Task prompt:
Copy out each line in the material below that has the word "федеральный".

Data entries:
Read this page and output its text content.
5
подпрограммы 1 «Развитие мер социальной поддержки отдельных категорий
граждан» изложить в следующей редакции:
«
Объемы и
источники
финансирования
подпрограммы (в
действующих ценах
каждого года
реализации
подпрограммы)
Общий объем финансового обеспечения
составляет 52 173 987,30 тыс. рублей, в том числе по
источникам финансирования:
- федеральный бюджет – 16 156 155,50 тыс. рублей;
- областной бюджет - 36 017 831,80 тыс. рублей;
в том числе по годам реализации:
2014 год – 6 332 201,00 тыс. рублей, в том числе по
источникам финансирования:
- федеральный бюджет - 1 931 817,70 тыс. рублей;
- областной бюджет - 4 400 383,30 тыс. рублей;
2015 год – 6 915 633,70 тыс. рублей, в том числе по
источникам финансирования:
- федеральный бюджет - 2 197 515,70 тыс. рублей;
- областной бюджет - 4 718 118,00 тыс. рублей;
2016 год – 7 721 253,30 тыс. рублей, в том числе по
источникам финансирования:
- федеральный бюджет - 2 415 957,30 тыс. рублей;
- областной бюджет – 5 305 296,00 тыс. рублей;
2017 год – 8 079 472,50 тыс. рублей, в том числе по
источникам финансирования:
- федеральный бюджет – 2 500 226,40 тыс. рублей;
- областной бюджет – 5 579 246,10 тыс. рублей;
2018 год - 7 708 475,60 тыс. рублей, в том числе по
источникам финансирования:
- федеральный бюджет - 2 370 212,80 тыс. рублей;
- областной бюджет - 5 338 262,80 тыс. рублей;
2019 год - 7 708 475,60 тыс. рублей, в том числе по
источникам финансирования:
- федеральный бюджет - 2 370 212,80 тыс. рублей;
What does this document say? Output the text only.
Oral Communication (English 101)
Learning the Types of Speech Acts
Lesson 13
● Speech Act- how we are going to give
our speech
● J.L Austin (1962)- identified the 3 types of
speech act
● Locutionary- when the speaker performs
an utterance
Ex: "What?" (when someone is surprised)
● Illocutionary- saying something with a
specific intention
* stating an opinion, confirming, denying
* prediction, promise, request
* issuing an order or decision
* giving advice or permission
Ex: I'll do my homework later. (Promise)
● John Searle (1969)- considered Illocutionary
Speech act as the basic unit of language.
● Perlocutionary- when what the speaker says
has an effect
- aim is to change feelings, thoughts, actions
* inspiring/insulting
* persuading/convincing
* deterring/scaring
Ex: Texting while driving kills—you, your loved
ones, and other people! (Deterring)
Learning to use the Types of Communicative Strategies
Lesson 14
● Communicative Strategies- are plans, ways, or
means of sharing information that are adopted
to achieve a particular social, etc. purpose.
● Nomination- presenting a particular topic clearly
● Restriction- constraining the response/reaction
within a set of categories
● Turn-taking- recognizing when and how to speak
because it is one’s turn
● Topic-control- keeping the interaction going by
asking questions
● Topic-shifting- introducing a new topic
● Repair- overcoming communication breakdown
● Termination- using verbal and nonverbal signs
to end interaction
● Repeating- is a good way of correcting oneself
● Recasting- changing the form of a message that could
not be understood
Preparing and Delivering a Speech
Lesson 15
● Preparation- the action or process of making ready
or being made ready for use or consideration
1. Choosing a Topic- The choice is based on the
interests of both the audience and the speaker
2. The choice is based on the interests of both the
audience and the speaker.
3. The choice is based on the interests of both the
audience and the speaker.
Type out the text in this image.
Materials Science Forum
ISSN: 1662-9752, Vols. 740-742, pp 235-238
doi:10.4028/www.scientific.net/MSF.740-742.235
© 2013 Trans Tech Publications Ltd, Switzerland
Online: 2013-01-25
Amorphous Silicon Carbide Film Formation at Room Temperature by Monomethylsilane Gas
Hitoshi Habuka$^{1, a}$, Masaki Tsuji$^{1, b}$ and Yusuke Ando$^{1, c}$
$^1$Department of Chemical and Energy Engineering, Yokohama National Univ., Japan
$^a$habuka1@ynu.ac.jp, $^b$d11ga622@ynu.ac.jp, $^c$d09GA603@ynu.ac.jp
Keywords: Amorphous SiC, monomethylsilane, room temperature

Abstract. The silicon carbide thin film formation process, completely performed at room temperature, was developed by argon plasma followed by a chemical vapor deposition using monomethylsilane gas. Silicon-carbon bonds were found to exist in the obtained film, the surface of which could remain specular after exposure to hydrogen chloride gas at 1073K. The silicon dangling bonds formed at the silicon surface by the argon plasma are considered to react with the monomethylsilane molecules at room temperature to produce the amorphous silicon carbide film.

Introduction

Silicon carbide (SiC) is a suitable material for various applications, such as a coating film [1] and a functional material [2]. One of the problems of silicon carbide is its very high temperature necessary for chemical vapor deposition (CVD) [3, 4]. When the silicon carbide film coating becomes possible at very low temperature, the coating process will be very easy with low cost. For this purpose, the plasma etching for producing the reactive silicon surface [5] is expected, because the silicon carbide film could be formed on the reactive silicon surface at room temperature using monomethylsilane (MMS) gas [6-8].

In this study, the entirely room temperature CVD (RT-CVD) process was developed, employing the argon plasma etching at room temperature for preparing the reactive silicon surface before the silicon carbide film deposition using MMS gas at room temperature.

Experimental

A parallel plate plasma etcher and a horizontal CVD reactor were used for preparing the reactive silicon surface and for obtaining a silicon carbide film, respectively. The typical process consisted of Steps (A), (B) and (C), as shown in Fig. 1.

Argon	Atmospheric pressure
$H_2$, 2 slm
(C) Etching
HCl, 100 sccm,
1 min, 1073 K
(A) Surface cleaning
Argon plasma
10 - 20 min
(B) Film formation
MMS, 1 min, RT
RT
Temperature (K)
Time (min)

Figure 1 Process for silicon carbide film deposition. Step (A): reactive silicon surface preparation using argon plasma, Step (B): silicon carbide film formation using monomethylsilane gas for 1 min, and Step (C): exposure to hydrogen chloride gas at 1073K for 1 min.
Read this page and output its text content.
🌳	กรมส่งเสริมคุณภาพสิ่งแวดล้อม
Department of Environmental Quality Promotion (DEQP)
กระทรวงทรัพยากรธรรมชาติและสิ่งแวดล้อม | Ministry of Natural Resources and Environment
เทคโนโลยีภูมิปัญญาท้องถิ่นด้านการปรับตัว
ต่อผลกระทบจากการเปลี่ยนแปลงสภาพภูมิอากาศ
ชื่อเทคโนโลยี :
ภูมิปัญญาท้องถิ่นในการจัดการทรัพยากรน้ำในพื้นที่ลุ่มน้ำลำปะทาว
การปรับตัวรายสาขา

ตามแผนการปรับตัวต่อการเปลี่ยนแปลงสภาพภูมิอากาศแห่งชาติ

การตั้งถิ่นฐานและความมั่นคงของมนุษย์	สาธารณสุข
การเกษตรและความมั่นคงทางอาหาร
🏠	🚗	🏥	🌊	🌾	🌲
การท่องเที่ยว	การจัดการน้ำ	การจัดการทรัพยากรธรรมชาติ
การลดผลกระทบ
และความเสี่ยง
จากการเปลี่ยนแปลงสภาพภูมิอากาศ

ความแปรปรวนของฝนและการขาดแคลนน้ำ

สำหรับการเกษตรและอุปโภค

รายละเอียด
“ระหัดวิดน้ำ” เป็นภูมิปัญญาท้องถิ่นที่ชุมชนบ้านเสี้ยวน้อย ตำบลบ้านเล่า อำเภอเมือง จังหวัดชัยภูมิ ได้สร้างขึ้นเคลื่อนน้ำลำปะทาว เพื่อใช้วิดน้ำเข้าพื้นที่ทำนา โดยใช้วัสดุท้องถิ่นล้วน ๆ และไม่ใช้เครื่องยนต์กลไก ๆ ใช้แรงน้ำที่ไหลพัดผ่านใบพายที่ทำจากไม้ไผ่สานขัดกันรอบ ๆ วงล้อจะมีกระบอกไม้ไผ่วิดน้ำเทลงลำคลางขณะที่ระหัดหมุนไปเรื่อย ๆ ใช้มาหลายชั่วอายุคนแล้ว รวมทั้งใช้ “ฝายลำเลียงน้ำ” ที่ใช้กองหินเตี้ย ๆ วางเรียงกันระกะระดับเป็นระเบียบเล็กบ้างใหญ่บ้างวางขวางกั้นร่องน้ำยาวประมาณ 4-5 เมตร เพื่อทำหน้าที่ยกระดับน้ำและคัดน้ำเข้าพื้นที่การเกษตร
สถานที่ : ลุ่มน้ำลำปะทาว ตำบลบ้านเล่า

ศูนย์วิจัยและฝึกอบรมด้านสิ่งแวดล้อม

Solution:
- федеральный бюджет – 16 156 155,50 тыс. рублей;
- федеральный бюджет - 1 931 817,70 тыс. рублей;
- федеральный бюджет - 2 197 515,70 тыс. рублей;
- федеральный бюджет - 2 415 957,30 тыс. рублей;
- федеральный бюджет – 2 500 226,40 тыс. рублей;
- федеральный бюджет - 2 370 212,80 тыс. рублей;
- федеральный бюджет - 2 370 212,80 тыс. рублей;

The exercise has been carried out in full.